**STATED PROBLEM:** Transcribe the listing below word for word.

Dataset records

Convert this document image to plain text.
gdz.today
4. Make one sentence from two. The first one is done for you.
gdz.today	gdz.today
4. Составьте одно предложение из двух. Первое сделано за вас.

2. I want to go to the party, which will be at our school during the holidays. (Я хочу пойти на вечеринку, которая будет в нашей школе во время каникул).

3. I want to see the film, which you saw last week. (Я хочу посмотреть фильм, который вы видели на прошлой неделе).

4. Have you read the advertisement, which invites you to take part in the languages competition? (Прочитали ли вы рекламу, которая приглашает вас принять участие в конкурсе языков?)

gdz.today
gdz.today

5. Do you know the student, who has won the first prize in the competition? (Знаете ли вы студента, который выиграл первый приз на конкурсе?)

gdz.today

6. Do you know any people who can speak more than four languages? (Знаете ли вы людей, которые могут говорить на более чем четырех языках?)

**RESULT OF THE EXERCISE:**
Convert this document image to plain text.
gdz.today
4. Make one sentence from two. The first one is done for you.
gdz.today	gdz.today
4. Составьте одно предложение из двух. Первое сделано за вас.

2. I want to go to the party, which will be at our school during the holidays. (Я хочу пойти на вечеринку, которая будет в нашей школе во время каникул).

3. I want to see the film, which you saw last week. (Я хочу посмотреть фильм, который вы видели на прошлой неделе).

4. Have you read the advertisement, which invites you to take part in the languages competition? (Прочитали ли вы рекламу, которая приглашает вас принять участие в конкурсе языков?)

gdz.today
gdz.today

5. Do you know the student, who has won the first prize in the competition? (Знаете ли вы студента, который выиграл первый приз на конкурсе?)

gdz.today

6. Do you know any people who can speak more than four languages? (Знаете ли вы людей, которые могут говорить на более чем четырех языках?)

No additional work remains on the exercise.